***** Provided information
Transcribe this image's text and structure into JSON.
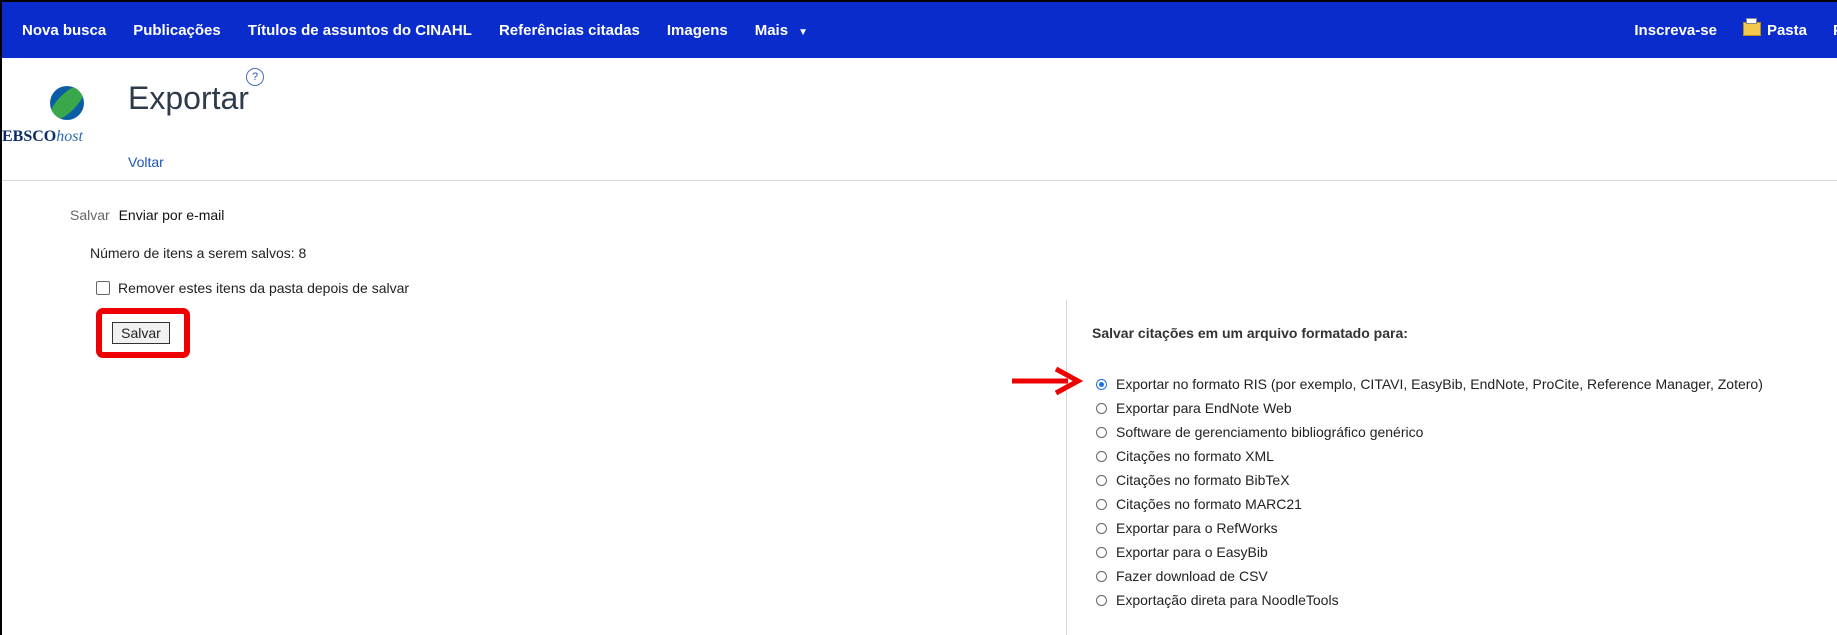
{
  "nav": {
    "left": [
      {
        "label": "Nova busca"
      },
      {
        "label": "Publicações"
      },
      {
        "label": "Títulos de assuntos do CINAHL"
      },
      {
        "label": "Referências citadas"
      },
      {
        "label": "Imagens"
      },
      {
        "label": "Mais"
      }
    ],
    "right": [
      {
        "label": "Inscreva-se"
      },
      {
        "label": "Pasta"
      },
      {
        "label": "P"
      }
    ]
  },
  "brand": {
    "logo_main": "EBSCO",
    "logo_sub": "host"
  },
  "header": {
    "title": "Exportar",
    "help": "?",
    "back": "Voltar"
  },
  "save_panel": {
    "save_label": "Salvar",
    "email_label": "Enviar por e-mail",
    "count_text": "Número de itens a serem salvos: 8",
    "remove_label": "Remover estes itens da pasta depois de salvar",
    "save_button": "Salvar"
  },
  "format_panel": {
    "heading": "Salvar citações em um arquivo formatado para:",
    "selected_index": 0,
    "options": [
      {
        "label": "Exportar no formato RIS (por exemplo, CITAVI, EasyBib, EndNote, ProCite, Reference Manager, Zotero)"
      },
      {
        "label": "Exportar para EndNote Web"
      },
      {
        "label": "Software de gerenciamento bibliográfico genérico"
      },
      {
        "label": "Citações no formato XML"
      },
      {
        "label": "Citações no formato BibTeX"
      },
      {
        "label": "Citações no formato MARC21"
      },
      {
        "label": "Exportar para o RefWorks"
      },
      {
        "label": "Exportar para o EasyBib"
      },
      {
        "label": "Fazer download de CSV"
      },
      {
        "label": "Exportação direta para NoodleTools"
      }
    ]
  },
  "colors": {
    "nav_bg": "#0a2ccc",
    "highlight": "#ee0000",
    "link": "#1a56b8"
  }
}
**********
> What the task asks: Exclude the pictures and transcribe all of the entries exactly.

> Solution below:
Transcribe this image's text and structure into JSON.
{
  "nav": {
    "left": [
      {
        "label": "Nova busca"
      },
      {
        "label": "Publicações"
      },
      {
        "label": "Títulos de assuntos do CINAHL"
      },
      {
        "label": "Referências citadas"
      },
      {
        "label": "Imagens"
      },
      {
        "label": "Mais"
      }
    ],
    "right": [
      {
        "label": "Inscreva-se"
      },
      {
        "label": "Pasta"
      },
      {
        "label": "P"
      }
    ]
  },
  "brand": {
    "logo_main": "EBSCO",
    "logo_sub": "host"
  },
  "header": {
    "title": "Exportar",
    "help": "?",
    "back": "Voltar"
  },
  "save_panel": {
    "save_label": "Salvar",
    "email_label": "Enviar por e-mail",
    "count_text": "Número de itens a serem salvos: 8",
    "remove_label": "Remover estes itens da pasta depois de salvar",
    "save_button": "Salvar"
  },
  "format_panel": {
    "heading": "Salvar citações em um arquivo formatado para:",
    "selected_index": 0,
    "options": [
      {
        "label": "Exportar no formato RIS (por exemplo, CITAVI, EasyBib, EndNote, ProCite, Reference Manager, Zotero)"
      },
      {
        "label": "Exportar para EndNote Web"
      },
      {
        "label": "Software de gerenciamento bibliográfico genérico"
      },
      {
        "label": "Citações no formato XML"
      },
      {
        "label": "Citações no formato BibTeX"
      },
      {
        "label": "Citações no formato MARC21"
      },
      {
        "label": "Exportar para o RefWorks"
      },
      {
        "label": "Exportar para o EasyBib"
      },
      {
        "label": "Fazer download de CSV"
      },
      {
        "label": "Exportação direta para NoodleTools"
      }
    ]
  },
  "colors": {
    "nav_bg": "#0a2ccc",
    "highlight": "#ee0000",
    "link": "#1a56b8"
  }
}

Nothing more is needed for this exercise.